* List of tasks:
(a) List every football league that the passage on league reconstruction names.
(b) Answer these questions about the passage on league reconstruction:
(i) What numerical set up does the SPFL have?
(ii) How long has the current league set up been in existence?
(iii) Which two holidays is the debate compared to?
(c) Reproduce the part of the passage on league reconstruction that opens with the words containing "Let’s be honest, it’s" and closes with "Football Supporters Association.".

League Reconstruction on the table.
Discussions to happen.
Let’s be honest, it’s been a while.
League Reconstruction as it is now, with the SPL and SFL in a 12-10-10-10 SPFL set up along with the pyramid structure allowing Highland and Lowland League teams the opportunity to come into the SPFL, predates the Scottish Football Supporters Association.
We’re only 10 years old.
The current league set up is a dozen years in existence.
This is a debate that comes round every so often, not quite as regularly as Christmas or Easter, but it does happen. And every so often, we hear rumblings and then eventually somebody decides to have a reasonable conversation about it. A bit like Easter Bunny and Santa Claus, I wonder just exactly whether, this is just a smokescreen of mythology, in order to bring deeper and more interesting things to the table.

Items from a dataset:

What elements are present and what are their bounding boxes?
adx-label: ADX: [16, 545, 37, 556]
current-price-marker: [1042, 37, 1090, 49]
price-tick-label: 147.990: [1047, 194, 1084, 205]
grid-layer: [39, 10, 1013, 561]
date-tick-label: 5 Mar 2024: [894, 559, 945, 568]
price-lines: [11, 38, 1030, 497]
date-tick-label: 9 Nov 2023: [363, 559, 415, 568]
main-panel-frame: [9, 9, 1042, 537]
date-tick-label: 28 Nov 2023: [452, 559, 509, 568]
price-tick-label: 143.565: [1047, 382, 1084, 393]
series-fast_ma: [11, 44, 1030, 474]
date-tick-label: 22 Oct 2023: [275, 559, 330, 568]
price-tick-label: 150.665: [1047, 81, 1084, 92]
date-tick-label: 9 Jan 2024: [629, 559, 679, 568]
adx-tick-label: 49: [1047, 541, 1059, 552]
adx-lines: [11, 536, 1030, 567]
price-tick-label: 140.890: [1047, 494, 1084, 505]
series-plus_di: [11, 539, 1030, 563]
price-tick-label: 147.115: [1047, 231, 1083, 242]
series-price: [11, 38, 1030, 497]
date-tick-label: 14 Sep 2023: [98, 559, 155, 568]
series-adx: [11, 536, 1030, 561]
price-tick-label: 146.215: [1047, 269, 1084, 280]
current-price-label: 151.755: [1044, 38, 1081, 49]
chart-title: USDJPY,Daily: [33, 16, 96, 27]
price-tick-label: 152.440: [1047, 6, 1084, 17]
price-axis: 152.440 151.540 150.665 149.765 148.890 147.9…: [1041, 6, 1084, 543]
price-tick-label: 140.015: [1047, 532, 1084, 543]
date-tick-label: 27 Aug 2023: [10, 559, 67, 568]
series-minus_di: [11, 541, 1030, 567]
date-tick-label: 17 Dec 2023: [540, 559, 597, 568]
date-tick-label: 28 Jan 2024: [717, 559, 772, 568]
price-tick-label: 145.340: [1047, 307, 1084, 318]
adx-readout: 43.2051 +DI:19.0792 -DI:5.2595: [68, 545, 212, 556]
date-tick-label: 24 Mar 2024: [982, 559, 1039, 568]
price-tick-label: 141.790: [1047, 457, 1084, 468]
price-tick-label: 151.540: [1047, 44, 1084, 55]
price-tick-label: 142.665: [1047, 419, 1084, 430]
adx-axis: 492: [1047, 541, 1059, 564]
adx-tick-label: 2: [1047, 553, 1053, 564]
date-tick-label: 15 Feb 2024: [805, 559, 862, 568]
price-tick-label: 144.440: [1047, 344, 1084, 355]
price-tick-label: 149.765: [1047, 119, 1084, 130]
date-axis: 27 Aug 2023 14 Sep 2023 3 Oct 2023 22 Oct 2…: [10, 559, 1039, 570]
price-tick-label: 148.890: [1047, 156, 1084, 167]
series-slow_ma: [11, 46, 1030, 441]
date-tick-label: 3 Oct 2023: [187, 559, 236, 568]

* Solutions:
(a)
SPL
SFL
SPFL
Highland League
Lowland League

(b)
(i) 12-10-10-10
(ii) A dozen years
(iii) Christmas and Easter

(c)
Let’s be honest, it’s been a while.
League Reconstruction as it is now, with the SPL and SFL in a 12-10-10-10 SPFL set up along with the pyramid structure allowing Highland and Lowland League teams the opportunity to come into the SPFL, predates the Scottish Football Supporters Association.